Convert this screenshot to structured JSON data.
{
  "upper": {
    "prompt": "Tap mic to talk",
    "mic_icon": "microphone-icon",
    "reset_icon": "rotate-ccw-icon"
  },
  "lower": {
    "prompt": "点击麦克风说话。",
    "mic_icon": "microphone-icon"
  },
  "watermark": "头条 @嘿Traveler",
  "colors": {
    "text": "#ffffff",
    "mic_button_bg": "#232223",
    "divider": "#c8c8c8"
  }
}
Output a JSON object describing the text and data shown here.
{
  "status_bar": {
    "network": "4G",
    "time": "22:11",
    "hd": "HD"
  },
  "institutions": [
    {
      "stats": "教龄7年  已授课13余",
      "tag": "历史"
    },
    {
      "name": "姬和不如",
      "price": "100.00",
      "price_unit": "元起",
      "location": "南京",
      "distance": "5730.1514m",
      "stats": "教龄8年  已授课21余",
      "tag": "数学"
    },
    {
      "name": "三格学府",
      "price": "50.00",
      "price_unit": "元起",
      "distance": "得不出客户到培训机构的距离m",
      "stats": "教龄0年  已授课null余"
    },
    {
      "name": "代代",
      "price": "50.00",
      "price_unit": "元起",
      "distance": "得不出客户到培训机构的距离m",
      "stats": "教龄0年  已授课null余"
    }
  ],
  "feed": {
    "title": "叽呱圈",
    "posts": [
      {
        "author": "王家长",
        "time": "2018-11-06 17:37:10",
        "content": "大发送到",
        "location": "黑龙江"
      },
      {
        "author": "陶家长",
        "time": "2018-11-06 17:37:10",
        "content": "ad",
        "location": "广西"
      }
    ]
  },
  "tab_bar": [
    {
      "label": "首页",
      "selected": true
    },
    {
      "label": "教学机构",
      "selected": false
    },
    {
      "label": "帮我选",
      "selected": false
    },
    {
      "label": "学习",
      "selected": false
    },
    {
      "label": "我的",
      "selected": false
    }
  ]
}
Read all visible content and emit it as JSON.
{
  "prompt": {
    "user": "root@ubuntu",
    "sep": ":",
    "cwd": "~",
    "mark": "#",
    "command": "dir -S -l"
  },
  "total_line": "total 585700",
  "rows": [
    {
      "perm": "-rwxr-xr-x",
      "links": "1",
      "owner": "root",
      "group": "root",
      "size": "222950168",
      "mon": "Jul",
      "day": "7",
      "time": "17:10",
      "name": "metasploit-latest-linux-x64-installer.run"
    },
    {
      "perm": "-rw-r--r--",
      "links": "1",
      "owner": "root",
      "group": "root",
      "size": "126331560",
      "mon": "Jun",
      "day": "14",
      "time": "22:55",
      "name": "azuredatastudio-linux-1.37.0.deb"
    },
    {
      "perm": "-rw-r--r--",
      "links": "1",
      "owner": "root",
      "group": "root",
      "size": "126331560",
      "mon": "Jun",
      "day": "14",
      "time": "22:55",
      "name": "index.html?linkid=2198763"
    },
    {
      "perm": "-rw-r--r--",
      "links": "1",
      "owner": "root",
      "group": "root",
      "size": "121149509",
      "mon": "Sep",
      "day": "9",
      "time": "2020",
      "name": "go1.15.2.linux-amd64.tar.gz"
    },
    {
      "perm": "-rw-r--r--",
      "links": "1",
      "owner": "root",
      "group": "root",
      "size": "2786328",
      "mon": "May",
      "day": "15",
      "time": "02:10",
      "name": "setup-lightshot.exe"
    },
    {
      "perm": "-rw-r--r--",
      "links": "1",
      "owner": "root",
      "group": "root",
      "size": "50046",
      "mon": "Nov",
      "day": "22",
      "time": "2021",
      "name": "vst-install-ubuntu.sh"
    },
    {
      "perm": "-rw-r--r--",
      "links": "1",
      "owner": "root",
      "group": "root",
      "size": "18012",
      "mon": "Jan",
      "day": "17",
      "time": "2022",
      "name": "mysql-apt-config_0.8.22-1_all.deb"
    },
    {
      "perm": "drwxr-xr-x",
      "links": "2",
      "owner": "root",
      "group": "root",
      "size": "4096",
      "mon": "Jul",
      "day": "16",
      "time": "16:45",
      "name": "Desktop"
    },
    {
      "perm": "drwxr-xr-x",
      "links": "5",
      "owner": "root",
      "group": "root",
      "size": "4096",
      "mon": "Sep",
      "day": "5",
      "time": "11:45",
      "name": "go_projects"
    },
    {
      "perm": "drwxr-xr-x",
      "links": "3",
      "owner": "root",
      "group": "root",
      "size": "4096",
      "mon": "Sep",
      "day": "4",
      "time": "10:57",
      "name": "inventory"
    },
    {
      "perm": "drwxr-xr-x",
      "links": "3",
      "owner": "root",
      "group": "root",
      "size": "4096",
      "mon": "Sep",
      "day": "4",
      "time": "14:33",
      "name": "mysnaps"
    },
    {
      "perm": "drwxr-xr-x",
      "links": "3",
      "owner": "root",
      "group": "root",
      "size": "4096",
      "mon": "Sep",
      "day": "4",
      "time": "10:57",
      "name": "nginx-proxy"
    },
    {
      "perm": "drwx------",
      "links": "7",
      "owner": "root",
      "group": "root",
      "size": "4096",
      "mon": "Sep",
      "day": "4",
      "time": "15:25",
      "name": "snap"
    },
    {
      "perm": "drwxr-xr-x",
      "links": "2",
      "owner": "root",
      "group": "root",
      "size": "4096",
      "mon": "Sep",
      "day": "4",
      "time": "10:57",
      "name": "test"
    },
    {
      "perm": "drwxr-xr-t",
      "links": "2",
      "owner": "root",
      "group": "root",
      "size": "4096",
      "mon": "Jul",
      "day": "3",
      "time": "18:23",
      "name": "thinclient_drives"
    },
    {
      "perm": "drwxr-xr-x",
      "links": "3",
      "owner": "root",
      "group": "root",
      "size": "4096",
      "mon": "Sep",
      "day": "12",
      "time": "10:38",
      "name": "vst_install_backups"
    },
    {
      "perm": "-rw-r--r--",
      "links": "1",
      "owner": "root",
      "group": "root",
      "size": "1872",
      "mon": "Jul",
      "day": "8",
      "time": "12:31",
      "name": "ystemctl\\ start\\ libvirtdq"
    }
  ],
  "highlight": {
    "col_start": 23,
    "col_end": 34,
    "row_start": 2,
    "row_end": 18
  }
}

Aim of the task: Go through the listing and copy all of it exactly.

Response to the task:
Convert this screenshot to structured JSON data.
{
  "upper": {
    "prompt": "Tap mic to talk",
    "mic_icon": "microphone-icon",
    "reset_icon": "rotate-ccw-icon"
  },
  "lower": {
    "prompt": "点击麦克风说话。",
    "mic_icon": "microphone-icon"
  },
  "watermark": "头条 @嘿Traveler",
  "colors": {
    "text": "#ffffff",
    "mic_button_bg": "#232223",
    "divider": "#c8c8c8"
  }
}
Output a JSON object describing the text and data shown here.
{
  "status_bar": {
    "network": "4G",
    "time": "22:11",
    "hd": "HD"
  },
  "institutions": [
    {
      "stats": "教龄7年  已授课13余",
      "tag": "历史"
    },
    {
      "name": "姬和不如",
      "price": "100.00",
      "price_unit": "元起",
      "location": "南京",
      "distance": "5730.1514m",
      "stats": "教龄8年  已授课21余",
      "tag": "数学"
    },
    {
      "name": "三格学府",
      "price": "50.00",
      "price_unit": "元起",
      "distance": "得不出客户到培训机构的距离m",
      "stats": "教龄0年  已授课null余"
    },
    {
      "name": "代代",
      "price": "50.00",
      "price_unit": "元起",
      "distance": "得不出客户到培训机构的距离m",
      "stats": "教龄0年  已授课null余"
    }
  ],
  "feed": {
    "title": "叽呱圈",
    "posts": [
      {
        "author": "王家长",
        "time": "2018-11-06 17:37:10",
        "content": "大发送到",
        "location": "黑龙江"
      },
      {
        "author": "陶家长",
        "time": "2018-11-06 17:37:10",
        "content": "ad",
        "location": "广西"
      }
    ]
  },
  "tab_bar": [
    {
      "label": "首页",
      "selected": true
    },
    {
      "label": "教学机构",
      "selected": false
    },
    {
      "label": "帮我选",
      "selected": false
    },
    {
      "label": "学习",
      "selected": false
    },
    {
      "label": "我的",
      "selected": false
    }
  ]
}
Read all visible content and emit it as JSON.
{
  "prompt": {
    "user": "root@ubuntu",
    "sep": ":",
    "cwd": "~",
    "mark": "#",
    "command": "dir -S -l"
  },
  "total_line": "total 585700",
  "rows": [
    {
      "perm": "-rwxr-xr-x",
      "links": "1",
      "owner": "root",
      "group": "root",
      "size": "222950168",
      "mon": "Jul",
      "day": "7",
      "time": "17:10",
      "name": "metasploit-latest-linux-x64-installer.run"
    },
    {
      "perm": "-rw-r--r--",
      "links": "1",
      "owner": "root",
      "group": "root",
      "size": "126331560",
      "mon": "Jun",
      "day": "14",
      "time": "22:55",
      "name": "azuredatastudio-linux-1.37.0.deb"
    },
    {
      "perm": "-rw-r--r--",
      "links": "1",
      "owner": "root",
      "group": "root",
      "size": "126331560",
      "mon": "Jun",
      "day": "14",
      "time": "22:55",
      "name": "index.html?linkid=2198763"
    },
    {
      "perm": "-rw-r--r--",
      "links": "1",
      "owner": "root",
      "group": "root",
      "size": "121149509",
      "mon": "Sep",
      "day": "9",
      "time": "2020",
      "name": "go1.15.2.linux-amd64.tar.gz"
    },
    {
      "perm": "-rw-r--r--",
      "links": "1",
      "owner": "root",
      "group": "root",
      "size": "2786328",
      "mon": "May",
      "day": "15",
      "time": "02:10",
      "name": "setup-lightshot.exe"
    },
    {
      "perm": "-rw-r--r--",
      "links": "1",
      "owner": "root",
      "group": "root",
      "size": "50046",
      "mon": "Nov",
      "day": "22",
      "time": "2021",
      "name": "vst-install-ubuntu.sh"
    },
    {
      "perm": "-rw-r--r--",
      "links": "1",
      "owner": "root",
      "group": "root",
      "size": "18012",
      "mon": "Jan",
      "day": "17",
      "time": "2022",
      "name": "mysql-apt-config_0.8.22-1_all.deb"
    },
    {
      "perm": "drwxr-xr-x",
      "links": "2",
      "owner": "root",
      "group": "root",
      "size": "4096",
      "mon": "Jul",
      "day": "16",
      "time": "16:45",
      "name": "Desktop"
    },
    {
      "perm": "drwxr-xr-x",
      "links": "5",
      "owner": "root",
      "group": "root",
      "size": "4096",
      "mon": "Sep",
      "day": "5",
      "time": "11:45",
      "name": "go_projects"
    },
    {
      "perm": "drwxr-xr-x",
      "links": "3",
      "owner": "root",
      "group": "root",
      "size": "4096",
      "mon": "Sep",
      "day": "4",
      "time": "10:57",
      "name": "inventory"
    },
    {
      "perm": "drwxr-xr-x",
      "links": "3",
      "owner": "root",
      "group": "root",
      "size": "4096",
      "mon": "Sep",
      "day": "4",
      "time": "14:33",
      "name": "mysnaps"
    },
    {
      "perm": "drwxr-xr-x",
      "links": "3",
      "owner": "root",
      "group": "root",
      "size": "4096",
      "mon": "Sep",
      "day": "4",
      "time": "10:57",
      "name": "nginx-proxy"
    },
    {
      "perm": "drwx------",
      "links": "7",
      "owner": "root",
      "group": "root",
      "size": "4096",
      "mon": "Sep",
      "day": "4",
      "time": "15:25",
      "name": "snap"
    },
    {
      "perm": "drwxr-xr-x",
      "links": "2",
      "owner": "root",
      "group": "root",
      "size": "4096",
      "mon": "Sep",
      "day": "4",
      "time": "10:57",
      "name": "test"
    },
    {
      "perm": "drwxr-xr-t",
      "links": "2",
      "owner": "root",
      "group": "root",
      "size": "4096",
      "mon": "Jul",
      "day": "3",
      "time": "18:23",
      "name": "thinclient_drives"
    },
    {
      "perm": "drwxr-xr-x",
      "links": "3",
      "owner": "root",
      "group": "root",
      "size": "4096",
      "mon": "Sep",
      "day": "12",
      "time": "10:38",
      "name": "vst_install_backups"
    },
    {
      "perm": "-rw-r--r--",
      "links": "1",
      "owner": "root",
      "group": "root",
      "size": "1872",
      "mon": "Jul",
      "day": "8",
      "time": "12:31",
      "name": "ystemctl\\ start\\ libvirtdq"
    }
  ],
  "highlight": {
    "col_start": 23,
    "col_end": 34,
    "row_start": 2,
    "row_end": 18
  }
}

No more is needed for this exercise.